## DATA SUPPLIED:
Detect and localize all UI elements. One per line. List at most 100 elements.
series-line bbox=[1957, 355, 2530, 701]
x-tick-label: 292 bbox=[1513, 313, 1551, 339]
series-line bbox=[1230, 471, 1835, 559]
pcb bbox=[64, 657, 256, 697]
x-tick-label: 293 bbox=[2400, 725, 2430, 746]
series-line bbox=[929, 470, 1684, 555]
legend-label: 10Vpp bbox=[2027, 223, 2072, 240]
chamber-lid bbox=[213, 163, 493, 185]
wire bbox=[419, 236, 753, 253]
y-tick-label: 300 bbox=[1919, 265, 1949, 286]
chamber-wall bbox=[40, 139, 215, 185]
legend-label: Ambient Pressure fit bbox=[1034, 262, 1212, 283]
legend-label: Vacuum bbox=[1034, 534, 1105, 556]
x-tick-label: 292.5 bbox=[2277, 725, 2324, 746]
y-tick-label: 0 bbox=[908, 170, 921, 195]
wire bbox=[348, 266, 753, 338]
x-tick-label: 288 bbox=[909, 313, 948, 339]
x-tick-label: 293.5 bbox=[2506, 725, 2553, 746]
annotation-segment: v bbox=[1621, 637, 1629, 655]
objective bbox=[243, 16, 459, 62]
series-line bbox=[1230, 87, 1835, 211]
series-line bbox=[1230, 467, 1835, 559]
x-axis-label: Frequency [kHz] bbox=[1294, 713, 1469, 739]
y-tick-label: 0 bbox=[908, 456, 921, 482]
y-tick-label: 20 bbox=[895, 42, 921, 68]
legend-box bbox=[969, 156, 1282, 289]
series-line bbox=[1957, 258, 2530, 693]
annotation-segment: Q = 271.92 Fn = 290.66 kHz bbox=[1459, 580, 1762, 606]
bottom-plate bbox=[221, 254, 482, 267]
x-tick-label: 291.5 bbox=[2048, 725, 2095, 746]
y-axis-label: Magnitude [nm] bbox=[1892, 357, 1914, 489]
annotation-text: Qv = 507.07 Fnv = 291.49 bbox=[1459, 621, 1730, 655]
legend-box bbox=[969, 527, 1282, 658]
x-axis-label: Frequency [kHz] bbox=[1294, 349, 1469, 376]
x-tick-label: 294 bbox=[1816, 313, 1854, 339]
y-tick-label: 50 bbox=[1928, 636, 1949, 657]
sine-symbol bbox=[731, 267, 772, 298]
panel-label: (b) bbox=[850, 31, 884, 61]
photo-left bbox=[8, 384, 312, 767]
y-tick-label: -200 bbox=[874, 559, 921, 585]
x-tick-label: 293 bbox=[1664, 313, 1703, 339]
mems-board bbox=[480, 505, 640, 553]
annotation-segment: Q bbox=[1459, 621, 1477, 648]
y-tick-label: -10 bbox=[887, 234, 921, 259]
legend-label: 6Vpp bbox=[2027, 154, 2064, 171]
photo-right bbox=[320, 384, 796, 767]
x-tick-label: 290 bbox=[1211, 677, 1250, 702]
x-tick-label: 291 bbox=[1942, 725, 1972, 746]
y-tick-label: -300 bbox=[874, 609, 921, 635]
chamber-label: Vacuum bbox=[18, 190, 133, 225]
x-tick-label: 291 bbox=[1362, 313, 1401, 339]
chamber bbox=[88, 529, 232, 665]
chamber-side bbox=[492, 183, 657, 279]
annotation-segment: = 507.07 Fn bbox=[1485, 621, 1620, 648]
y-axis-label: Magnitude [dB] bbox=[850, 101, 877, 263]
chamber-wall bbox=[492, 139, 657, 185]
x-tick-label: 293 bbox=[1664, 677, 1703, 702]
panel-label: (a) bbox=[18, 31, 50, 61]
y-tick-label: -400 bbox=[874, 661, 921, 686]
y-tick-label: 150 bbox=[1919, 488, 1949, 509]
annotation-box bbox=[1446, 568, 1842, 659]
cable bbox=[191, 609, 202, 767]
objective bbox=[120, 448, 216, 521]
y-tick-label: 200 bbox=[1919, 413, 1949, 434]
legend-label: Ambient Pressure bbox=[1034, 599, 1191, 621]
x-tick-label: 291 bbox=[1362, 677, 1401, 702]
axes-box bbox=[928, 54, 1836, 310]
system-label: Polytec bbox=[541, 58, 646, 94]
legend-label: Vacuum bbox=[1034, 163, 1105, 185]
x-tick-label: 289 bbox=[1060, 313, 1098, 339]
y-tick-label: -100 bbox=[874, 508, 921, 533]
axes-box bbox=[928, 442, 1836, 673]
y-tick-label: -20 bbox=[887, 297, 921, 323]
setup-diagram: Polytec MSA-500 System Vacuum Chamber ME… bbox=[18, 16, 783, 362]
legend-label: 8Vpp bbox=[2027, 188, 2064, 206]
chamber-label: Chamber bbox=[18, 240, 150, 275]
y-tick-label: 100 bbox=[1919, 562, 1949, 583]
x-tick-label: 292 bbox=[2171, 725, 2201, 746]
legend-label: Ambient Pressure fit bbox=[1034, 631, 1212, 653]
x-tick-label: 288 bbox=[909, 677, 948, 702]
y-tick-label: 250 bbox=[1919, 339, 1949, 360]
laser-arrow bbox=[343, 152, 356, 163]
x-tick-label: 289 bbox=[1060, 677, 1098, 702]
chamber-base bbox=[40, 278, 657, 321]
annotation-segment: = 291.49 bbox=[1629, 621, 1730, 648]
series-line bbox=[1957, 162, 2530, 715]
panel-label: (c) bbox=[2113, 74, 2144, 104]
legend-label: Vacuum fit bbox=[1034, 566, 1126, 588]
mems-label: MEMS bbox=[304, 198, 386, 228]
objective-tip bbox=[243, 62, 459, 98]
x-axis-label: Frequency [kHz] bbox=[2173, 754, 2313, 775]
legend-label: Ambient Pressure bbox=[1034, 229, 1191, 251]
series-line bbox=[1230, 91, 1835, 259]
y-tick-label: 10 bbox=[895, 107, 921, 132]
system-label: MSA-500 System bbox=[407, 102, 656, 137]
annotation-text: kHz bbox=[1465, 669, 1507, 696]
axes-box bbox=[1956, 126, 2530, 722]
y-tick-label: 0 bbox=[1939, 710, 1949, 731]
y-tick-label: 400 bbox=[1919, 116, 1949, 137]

## WRITTEN PROBLEM:
Copy the stretch from the start of the records through the line containing "series-line bbox=[1957, 258, 2530, 693]", replacing "chamber-wall" with "chamber-side" and leaving everything else unchanged.

## OUTPUT FOR THIS EXERCISE:
Detect and localize all UI elements. One per line. List at most 100 elements.
series-line bbox=[1957, 355, 2530, 701]
x-tick-label: 292 bbox=[1513, 313, 1551, 339]
series-line bbox=[1230, 471, 1835, 559]
pcb bbox=[64, 657, 256, 697]
x-tick-label: 293 bbox=[2400, 725, 2430, 746]
series-line bbox=[929, 470, 1684, 555]
legend-label: 10Vpp bbox=[2027, 223, 2072, 240]
chamber-lid bbox=[213, 163, 493, 185]
wire bbox=[419, 236, 753, 253]
y-tick-label: 300 bbox=[1919, 265, 1949, 286]
chamber-side bbox=[40, 139, 215, 185]
legend-label: Ambient Pressure fit bbox=[1034, 262, 1212, 283]
legend-label: Vacuum bbox=[1034, 534, 1105, 556]
x-tick-label: 292.5 bbox=[2277, 725, 2324, 746]
y-tick-label: 0 bbox=[908, 170, 921, 195]
wire bbox=[348, 266, 753, 338]
x-tick-label: 288 bbox=[909, 313, 948, 339]
x-tick-label: 293.5 bbox=[2506, 725, 2553, 746]
annotation-segment: v bbox=[1621, 637, 1629, 655]
objective bbox=[243, 16, 459, 62]
series-line bbox=[1230, 87, 1835, 211]
series-line bbox=[1230, 467, 1835, 559]
x-axis-label: Frequency [kHz] bbox=[1294, 713, 1469, 739]
y-tick-label: 0 bbox=[908, 456, 921, 482]
y-tick-label: 20 bbox=[895, 42, 921, 68]
legend-box bbox=[969, 156, 1282, 289]
series-line bbox=[1957, 258, 2530, 693]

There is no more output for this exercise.